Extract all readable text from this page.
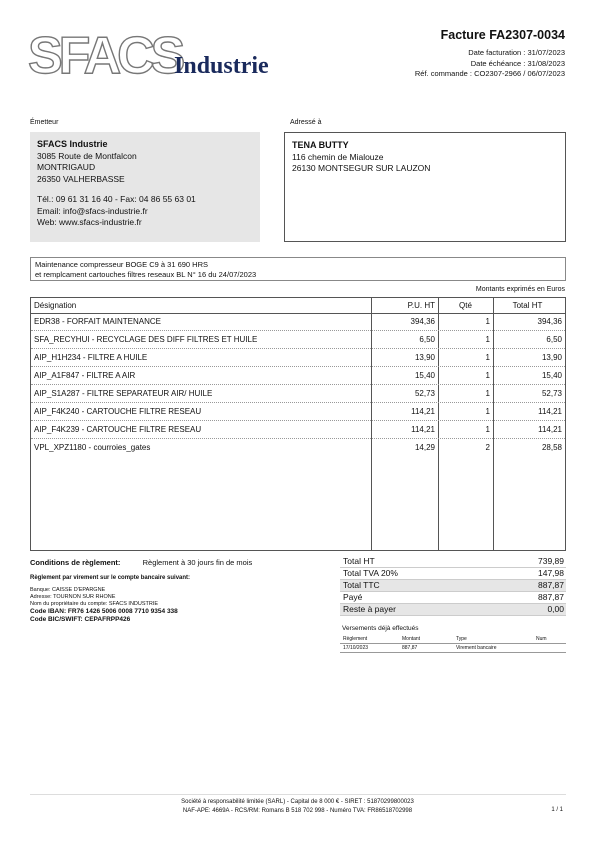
SFACS
Industrie
Facture FA2307-0034
Date facturation : 31/07/2023
Date échéance : 31/08/2023
Réf. commande : CO2307-2966 / 06/07/2023
Émetteur
SFACS Industrie
3085 Route de Montfalcon
MONTRIGAUD
26350 VALHERBASSE
Tél.: 09 61 31 16 40 - Fax: 04 86 55 63 01
Email: info@sfacs-industrie.fr
Web: www.sfacs-industrie.fr
Adressé à
TENA BUTTY
116 chemin de Mialouze
26130 MONTSEGUR SUR LAUZON
Maintenance compresseur BOGE C9 à 31 690 HRS
et remplcament cartouches filtres reseaux BL N° 16 du 24/07/2023
Montants exprimés en Euros
Désignation	P.U. HT	Qté	Total HT
EDR38 - FORFAIT MAINTENANCE	394,36	1	394,36
SFA_RECYHUI - RECYCLAGE DES DIFF FILTRES ET HUILE	6,50	1	6,50
AIP_H1H234 - FILTRE A HUILE	13,90	1	13,90
AIP_A1F847 - FILTRE A AIR	15,40	1	15,40
AIP_S1A287 - FILTRE SEPARATEUR AIR/ HUILE	52,73	1	52,73
AIP_F4K240 - CARTOUCHE FILTRE RESEAU	114,21	1	114,21
AIP_F4K239 - CARTOUCHE FILTRE RESEAU	114,21	1	114,21
VPL_XPZ1180 - courroies_gates	14,29	2	28,58
Conditions de règlement:	Règlement à 30 jours fin de mois
Règlement par virement sur le compte bancaire suivant:
Banque: CAISSE D'EPARGNE
Adresse: TOURNON SUR RHONE
Nom du propriétaire du compte: SFACS INDUSTRIE
Code IBAN: FR76 1426 5006 0008 7710 9354 338
Code BIC/SWIFT: CEPAFRPP426
Total HT	739,89
Total TVA 20%	147,98
Total TTC	887,87
Payé	887,87
Reste à payer	0,00
Versements déjà effectués
Règlement	Montant	Type	Num
17/10/2023	887,87	Virement bancaire
Société à responsabilité limitée (SARL) - Capital de 8 000 € - SIRET : 51870299800023
NAF-APE: 4669A - RCS/RM: Romans B 518 702 998 - Numéro TVA: FR86518702998	1 / 1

____________

▶ **REQUIRED TASK**:
Without the pictures, copy the material exactly as given.

▶ **EXERCISE RESPONSE**:
Extract all readable text from this page.
SFACS
Industrie
Facture FA2307-0034
Date facturation : 31/07/2023
Date échéance : 31/08/2023
Réf. commande : CO2307-2966 / 06/07/2023
Émetteur
SFACS Industrie
3085 Route de Montfalcon
MONTRIGAUD
26350 VALHERBASSE
Tél.: 09 61 31 16 40 - Fax: 04 86 55 63 01
Email: info@sfacs-industrie.fr
Web: www.sfacs-industrie.fr
Adressé à
TENA BUTTY
116 chemin de Mialouze
26130 MONTSEGUR SUR LAUZON
Maintenance compresseur BOGE C9 à 31 690 HRS
et remplcament cartouches filtres reseaux BL N° 16 du 24/07/2023
Montants exprimés en Euros
Désignation	P.U. HT	Qté	Total HT
EDR38 - FORFAIT MAINTENANCE	394,36	1	394,36
SFA_RECYHUI - RECYCLAGE DES DIFF FILTRES ET HUILE	6,50	1	6,50
AIP_H1H234 - FILTRE A HUILE	13,90	1	13,90
AIP_A1F847 - FILTRE A AIR	15,40	1	15,40
AIP_S1A287 - FILTRE SEPARATEUR AIR/ HUILE	52,73	1	52,73
AIP_F4K240 - CARTOUCHE FILTRE RESEAU	114,21	1	114,21
AIP_F4K239 - CARTOUCHE FILTRE RESEAU	114,21	1	114,21
VPL_XPZ1180 - courroies_gates	14,29	2	28,58
Conditions de règlement:	Règlement à 30 jours fin de mois
Règlement par virement sur le compte bancaire suivant:
Banque: CAISSE D'EPARGNE
Adresse: TOURNON SUR RHONE
Nom du propriétaire du compte: SFACS INDUSTRIE
Code IBAN: FR76 1426 5006 0008 7710 9354 338
Code BIC/SWIFT: CEPAFRPP426
Total HT	739,89
Total TVA 20%	147,98
Total TTC	887,87
Payé	887,87
Reste à payer	0,00
Versements déjà effectués
Règlement	Montant	Type	Num
17/10/2023	887,87	Virement bancaire
Société à responsabilité limitée (SARL) - Capital de 8 000 € - SIRET : 51870299800023
NAF-APE: 4669A - RCS/RM: Romans B 518 702 998 - Numéro TVA: FR86518702998	1 / 1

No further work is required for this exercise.